▸ **Problem statement**:
Examine the entries and show every line in which the word "Mayonnaise" is found.

▸ **Data supplied**:

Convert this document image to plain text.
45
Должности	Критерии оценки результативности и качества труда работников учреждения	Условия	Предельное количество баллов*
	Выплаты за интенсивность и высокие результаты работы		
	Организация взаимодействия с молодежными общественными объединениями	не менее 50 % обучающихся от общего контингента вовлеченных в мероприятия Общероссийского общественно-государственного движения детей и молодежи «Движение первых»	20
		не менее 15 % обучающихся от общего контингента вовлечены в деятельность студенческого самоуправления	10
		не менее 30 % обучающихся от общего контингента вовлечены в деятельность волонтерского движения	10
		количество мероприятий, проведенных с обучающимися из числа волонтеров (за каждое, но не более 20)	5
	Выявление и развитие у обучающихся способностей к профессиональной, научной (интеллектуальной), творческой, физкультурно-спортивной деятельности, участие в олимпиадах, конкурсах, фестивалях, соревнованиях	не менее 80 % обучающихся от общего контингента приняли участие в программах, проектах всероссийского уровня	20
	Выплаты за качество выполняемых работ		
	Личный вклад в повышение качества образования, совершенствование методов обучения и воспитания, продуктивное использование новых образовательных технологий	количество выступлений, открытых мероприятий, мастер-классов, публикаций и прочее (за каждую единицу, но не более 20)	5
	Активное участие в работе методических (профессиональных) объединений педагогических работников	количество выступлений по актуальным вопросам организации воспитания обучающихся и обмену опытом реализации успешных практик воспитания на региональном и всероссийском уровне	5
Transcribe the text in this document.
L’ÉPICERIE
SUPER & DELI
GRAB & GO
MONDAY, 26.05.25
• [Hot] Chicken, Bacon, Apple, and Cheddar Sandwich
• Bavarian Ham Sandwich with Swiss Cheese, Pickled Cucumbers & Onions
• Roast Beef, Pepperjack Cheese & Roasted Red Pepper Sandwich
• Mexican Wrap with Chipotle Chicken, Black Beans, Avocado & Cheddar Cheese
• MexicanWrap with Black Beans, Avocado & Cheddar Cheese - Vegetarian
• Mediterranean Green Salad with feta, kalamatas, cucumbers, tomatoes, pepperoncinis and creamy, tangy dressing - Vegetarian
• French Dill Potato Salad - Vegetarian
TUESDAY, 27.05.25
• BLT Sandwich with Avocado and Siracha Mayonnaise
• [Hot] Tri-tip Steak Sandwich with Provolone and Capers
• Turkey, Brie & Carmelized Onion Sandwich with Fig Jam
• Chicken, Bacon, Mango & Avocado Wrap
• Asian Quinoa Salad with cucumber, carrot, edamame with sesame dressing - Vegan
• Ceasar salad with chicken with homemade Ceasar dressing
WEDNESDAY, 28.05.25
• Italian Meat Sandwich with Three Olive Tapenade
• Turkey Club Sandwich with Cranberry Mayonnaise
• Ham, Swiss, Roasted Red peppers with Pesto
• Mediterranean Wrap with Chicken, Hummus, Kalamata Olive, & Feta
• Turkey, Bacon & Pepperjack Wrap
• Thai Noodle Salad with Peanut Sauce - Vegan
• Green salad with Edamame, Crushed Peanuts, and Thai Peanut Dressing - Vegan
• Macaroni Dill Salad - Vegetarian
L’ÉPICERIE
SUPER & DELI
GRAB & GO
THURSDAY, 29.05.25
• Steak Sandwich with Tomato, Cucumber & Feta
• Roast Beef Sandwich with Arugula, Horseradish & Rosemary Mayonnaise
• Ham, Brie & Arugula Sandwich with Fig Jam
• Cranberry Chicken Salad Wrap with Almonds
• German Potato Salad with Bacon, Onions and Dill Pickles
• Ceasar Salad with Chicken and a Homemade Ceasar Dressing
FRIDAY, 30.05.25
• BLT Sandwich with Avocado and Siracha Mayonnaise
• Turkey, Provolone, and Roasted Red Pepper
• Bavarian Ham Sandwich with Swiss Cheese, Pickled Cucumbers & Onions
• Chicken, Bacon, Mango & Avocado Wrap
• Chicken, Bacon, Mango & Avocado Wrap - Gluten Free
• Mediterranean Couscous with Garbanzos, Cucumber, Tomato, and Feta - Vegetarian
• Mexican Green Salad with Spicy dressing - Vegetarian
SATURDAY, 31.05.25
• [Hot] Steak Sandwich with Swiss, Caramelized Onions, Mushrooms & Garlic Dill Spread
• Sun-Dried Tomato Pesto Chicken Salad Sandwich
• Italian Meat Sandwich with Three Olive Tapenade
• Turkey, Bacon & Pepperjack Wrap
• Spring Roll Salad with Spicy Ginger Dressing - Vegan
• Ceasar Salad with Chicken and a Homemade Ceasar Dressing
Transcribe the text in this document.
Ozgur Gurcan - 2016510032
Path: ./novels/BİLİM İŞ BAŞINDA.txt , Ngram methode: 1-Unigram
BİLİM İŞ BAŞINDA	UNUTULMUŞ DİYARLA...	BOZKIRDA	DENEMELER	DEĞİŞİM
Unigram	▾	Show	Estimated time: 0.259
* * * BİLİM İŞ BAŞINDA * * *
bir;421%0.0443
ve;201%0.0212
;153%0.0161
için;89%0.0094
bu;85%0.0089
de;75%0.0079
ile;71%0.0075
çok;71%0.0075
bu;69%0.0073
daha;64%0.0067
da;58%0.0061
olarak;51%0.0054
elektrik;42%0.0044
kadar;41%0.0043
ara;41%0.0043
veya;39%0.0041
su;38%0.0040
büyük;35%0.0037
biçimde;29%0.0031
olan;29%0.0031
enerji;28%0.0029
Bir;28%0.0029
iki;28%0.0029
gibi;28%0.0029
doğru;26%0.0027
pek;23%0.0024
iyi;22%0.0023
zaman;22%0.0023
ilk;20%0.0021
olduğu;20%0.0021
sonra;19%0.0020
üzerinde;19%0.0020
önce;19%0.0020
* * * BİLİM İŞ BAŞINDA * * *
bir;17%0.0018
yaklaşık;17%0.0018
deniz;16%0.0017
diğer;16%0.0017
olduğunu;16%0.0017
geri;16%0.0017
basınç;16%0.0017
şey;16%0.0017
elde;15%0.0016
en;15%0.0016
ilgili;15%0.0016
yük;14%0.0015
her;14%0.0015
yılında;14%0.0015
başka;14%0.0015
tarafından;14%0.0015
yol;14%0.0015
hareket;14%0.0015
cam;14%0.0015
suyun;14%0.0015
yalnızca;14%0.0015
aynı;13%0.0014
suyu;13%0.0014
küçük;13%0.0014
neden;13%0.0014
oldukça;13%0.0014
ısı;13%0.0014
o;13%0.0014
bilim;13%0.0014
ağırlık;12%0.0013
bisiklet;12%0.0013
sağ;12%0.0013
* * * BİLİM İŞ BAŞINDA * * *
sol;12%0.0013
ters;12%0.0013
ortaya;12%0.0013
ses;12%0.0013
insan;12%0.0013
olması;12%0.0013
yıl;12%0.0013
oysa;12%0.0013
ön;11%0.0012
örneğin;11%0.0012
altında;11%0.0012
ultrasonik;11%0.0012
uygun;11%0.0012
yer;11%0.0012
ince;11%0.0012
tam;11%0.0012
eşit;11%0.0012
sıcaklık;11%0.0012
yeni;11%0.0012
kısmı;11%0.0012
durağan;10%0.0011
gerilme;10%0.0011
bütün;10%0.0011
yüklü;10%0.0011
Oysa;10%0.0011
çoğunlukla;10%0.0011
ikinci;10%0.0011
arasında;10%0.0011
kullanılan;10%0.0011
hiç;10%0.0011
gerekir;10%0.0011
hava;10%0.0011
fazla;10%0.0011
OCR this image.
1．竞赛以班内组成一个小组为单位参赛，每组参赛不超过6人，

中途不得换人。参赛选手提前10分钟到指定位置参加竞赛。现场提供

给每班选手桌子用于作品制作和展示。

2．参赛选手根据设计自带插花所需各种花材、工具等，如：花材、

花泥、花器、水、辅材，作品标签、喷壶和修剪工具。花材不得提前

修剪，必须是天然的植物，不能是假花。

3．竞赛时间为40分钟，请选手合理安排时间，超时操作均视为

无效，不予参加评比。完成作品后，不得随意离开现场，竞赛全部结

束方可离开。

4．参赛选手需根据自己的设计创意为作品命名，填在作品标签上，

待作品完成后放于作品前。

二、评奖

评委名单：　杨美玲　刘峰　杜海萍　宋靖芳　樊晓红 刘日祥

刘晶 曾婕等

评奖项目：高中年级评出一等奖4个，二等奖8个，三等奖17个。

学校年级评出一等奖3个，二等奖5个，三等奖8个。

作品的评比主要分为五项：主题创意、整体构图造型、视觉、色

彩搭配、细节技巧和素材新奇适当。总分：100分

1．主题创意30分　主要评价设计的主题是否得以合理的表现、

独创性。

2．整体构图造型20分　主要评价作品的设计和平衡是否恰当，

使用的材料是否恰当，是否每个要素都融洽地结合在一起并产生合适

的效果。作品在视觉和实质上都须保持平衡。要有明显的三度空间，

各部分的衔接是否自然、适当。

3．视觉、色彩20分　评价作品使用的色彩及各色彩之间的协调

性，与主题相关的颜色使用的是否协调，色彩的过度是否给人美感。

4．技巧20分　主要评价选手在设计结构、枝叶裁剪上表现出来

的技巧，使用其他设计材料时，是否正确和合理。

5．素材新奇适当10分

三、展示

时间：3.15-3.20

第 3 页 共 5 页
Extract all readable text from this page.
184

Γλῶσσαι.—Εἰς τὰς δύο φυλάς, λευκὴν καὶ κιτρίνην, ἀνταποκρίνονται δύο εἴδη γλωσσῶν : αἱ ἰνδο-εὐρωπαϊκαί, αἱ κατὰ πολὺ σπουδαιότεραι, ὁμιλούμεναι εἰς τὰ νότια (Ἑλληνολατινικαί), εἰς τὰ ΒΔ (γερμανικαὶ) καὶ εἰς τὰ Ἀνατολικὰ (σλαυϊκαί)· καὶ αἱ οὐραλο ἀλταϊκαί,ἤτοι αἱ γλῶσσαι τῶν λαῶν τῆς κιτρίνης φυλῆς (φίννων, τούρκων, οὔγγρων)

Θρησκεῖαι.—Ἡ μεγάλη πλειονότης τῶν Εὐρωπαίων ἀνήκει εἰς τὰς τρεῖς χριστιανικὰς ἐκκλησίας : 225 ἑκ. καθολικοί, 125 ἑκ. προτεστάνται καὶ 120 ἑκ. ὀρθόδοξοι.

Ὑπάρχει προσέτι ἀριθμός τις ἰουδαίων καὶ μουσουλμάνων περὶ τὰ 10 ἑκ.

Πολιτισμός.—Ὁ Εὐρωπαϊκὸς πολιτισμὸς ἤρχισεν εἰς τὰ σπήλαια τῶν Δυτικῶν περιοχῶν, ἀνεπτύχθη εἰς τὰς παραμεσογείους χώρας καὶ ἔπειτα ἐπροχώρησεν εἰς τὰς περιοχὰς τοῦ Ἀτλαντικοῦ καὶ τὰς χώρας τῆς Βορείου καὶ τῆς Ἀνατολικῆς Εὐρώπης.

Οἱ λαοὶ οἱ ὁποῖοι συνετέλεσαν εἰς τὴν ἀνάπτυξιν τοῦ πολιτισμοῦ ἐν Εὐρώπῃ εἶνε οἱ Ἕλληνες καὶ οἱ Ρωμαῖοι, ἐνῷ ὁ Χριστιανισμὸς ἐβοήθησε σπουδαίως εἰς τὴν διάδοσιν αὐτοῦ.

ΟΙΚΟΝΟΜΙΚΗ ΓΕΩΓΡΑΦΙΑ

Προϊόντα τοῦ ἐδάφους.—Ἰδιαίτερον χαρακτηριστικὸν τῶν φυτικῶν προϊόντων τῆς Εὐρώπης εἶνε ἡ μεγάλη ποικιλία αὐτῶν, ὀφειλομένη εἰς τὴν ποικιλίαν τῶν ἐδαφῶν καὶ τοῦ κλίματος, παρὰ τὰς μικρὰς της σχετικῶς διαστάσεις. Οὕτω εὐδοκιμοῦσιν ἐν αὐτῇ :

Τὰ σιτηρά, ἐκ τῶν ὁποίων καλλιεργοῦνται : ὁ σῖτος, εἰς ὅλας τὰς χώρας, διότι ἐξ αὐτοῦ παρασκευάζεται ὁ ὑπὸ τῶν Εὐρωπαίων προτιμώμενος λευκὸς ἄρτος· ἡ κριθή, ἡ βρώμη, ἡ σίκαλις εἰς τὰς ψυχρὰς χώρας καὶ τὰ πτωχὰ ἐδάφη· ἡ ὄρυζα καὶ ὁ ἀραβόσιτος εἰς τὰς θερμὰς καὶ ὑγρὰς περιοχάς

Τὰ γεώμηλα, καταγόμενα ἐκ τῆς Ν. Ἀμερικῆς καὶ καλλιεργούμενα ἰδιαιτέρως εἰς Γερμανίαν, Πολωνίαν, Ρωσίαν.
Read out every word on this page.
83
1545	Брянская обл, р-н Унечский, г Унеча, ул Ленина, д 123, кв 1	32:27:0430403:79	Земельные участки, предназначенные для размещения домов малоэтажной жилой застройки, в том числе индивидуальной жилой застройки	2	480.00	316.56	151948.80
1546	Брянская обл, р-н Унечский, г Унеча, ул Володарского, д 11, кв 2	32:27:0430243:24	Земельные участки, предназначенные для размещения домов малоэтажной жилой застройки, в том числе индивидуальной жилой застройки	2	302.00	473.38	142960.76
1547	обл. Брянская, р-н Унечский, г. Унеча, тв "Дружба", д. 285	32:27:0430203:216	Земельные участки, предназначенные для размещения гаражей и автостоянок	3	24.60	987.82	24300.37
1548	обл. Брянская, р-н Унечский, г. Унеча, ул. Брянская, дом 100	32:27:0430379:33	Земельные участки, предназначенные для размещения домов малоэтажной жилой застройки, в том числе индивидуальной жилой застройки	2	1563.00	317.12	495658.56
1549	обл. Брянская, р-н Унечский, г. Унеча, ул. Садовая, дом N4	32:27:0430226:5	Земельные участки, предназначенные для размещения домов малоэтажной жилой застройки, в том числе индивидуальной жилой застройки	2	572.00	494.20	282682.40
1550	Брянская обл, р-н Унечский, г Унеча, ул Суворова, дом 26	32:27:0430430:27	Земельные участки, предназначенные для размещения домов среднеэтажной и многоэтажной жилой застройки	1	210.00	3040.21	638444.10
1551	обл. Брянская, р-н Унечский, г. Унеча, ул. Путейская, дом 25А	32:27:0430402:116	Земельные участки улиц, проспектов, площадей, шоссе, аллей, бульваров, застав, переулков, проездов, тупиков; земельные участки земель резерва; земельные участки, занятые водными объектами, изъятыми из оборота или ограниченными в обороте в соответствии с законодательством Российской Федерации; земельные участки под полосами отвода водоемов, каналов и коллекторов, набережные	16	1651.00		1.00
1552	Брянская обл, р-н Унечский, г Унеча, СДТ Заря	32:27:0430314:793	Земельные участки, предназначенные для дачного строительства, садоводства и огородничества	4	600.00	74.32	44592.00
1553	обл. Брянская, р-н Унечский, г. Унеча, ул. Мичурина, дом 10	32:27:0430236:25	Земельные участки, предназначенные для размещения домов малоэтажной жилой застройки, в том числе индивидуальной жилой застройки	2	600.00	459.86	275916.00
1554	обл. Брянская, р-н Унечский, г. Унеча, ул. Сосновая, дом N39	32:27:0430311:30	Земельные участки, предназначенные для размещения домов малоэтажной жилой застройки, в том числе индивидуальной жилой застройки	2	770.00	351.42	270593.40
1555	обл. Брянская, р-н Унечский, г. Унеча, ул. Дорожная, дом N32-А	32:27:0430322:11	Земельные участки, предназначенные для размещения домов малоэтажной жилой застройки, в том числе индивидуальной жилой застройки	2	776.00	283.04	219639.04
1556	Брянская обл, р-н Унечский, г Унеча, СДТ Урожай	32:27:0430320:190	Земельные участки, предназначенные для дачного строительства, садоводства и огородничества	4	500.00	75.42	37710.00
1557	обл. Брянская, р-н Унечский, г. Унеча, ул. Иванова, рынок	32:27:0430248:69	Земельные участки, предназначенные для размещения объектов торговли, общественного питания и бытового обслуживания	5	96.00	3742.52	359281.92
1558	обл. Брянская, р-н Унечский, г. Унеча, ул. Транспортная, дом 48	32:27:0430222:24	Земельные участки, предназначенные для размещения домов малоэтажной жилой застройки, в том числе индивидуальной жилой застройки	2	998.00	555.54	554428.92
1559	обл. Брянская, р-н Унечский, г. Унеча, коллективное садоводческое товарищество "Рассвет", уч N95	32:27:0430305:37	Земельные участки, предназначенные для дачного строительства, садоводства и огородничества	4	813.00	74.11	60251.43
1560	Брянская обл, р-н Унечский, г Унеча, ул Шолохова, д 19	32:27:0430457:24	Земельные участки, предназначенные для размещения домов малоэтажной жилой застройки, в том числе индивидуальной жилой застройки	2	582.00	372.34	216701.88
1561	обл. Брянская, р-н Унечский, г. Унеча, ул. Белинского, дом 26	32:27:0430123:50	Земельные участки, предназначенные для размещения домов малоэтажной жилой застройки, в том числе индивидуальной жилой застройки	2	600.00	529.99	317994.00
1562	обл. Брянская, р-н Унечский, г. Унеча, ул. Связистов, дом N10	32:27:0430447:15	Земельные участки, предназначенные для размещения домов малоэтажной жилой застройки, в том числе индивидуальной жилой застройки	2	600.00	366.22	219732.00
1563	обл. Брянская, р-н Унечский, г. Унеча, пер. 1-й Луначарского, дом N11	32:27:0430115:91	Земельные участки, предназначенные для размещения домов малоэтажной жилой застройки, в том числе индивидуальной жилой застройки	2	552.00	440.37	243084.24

▸ **Response to this exercise**:
• BLT Sandwich with Avocado and Siracha Mayonnaise
• Turkey Club Sandwich with Cranberry Mayonnaise
• Roast Beef Sandwich with Arugula, Horseradish & Rosemary Mayonnaise
• BLT Sandwich with Avocado and Siracha Mayonnaise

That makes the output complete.